Brano fornito:
════

Barcellona-Milan, esclusivo Costa: “Allegri ha fatto due errori. La storia di Pato e’ tutta un mistero”

BARCELLONA MILAN ESCLUSIVO COSTA / ROMA – E’ stato un brusco risveglio quello di stamane per il Milan, eliminato dalla Champions ieri sera dal Barcellona, non senza forti polemiche circa l’arbitraggio dell’olandese Kuipers che ha concesso un calcio di rigore dubbio ai padroni di casa. Intervenuto in esclusiva ai microfoni di RadioCalciomercato.it, la web radio ufficiale di Calciomercato.it, Antonio Costa, noto giornalista del ‘Corriere della Sera’, ha commentato così la prestazione dei rossoneri e le polemiche di Allegri ed Ibrahimovic.

════

Record riportati:
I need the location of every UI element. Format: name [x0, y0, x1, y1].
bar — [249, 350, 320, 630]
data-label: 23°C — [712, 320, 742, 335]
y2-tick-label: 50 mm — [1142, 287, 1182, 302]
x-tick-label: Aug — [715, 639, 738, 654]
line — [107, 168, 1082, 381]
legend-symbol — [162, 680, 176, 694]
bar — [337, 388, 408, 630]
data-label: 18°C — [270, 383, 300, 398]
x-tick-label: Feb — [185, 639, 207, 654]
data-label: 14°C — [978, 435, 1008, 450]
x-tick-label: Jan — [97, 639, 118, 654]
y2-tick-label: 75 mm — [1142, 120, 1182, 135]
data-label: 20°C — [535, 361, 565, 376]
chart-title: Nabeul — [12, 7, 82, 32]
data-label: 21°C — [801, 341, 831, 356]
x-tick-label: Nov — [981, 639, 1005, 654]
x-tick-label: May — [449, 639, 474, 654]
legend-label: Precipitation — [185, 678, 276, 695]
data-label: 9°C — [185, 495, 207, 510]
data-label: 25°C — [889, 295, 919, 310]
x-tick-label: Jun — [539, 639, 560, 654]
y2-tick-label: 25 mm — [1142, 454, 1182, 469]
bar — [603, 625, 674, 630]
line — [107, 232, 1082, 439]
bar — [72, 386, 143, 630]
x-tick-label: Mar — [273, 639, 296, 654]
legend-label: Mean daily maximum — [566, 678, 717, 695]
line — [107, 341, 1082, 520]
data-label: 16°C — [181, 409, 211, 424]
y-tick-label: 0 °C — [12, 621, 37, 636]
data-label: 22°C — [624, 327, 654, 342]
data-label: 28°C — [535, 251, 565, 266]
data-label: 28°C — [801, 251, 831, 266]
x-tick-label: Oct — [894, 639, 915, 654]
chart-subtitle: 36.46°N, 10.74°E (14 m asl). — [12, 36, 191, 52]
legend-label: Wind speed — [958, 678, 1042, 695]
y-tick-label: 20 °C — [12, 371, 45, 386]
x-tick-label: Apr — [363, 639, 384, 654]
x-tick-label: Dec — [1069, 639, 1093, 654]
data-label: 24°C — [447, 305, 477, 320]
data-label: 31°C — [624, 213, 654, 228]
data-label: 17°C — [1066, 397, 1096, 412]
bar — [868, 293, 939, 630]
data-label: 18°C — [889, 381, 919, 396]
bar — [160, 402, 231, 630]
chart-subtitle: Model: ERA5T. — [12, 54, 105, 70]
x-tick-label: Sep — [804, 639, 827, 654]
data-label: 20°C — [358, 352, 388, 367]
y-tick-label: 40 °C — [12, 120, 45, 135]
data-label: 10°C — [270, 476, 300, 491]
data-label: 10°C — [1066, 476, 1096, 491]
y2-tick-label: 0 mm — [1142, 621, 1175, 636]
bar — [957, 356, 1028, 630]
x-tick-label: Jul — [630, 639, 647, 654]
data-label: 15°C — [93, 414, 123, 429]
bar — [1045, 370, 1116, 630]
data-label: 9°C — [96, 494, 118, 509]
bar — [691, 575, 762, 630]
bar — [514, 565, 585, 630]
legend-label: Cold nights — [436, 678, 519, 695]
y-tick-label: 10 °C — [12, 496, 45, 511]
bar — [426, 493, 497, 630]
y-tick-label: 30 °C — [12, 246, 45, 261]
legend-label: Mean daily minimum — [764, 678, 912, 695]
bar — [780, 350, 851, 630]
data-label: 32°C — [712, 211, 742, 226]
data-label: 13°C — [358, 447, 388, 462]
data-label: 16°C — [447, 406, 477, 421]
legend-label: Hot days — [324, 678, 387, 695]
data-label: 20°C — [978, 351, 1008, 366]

════

Istruzioni: Restituisci alla lettera il tratto del brano su Barcellona-Milan che va da "BARCELLONA MILAN ESCLUSIVO" fino a "Allegri ed Ibrahimovic.".

Risposta:
BARCELLONA MILAN ESCLUSIVO COSTA / ROMA – E’ stato un brusco risveglio quello di stamane per il Milan, eliminato dalla Champions ieri sera dal Barcellona, non senza forti polemiche circa l’arbitraggio dell’olandese Kuipers che ha concesso un calcio di rigore dubbio ai padroni di casa. Intervenuto in esclusiva ai microfoni di RadioCalciomercato.it, la web radio ufficiale di Calciomercato.it, Antonio Costa, noto giornalista del ‘Corriere della Sera’, ha commentato così la prestazione dei rossoneri e le polemiche di Allegri ed Ibrahimovic.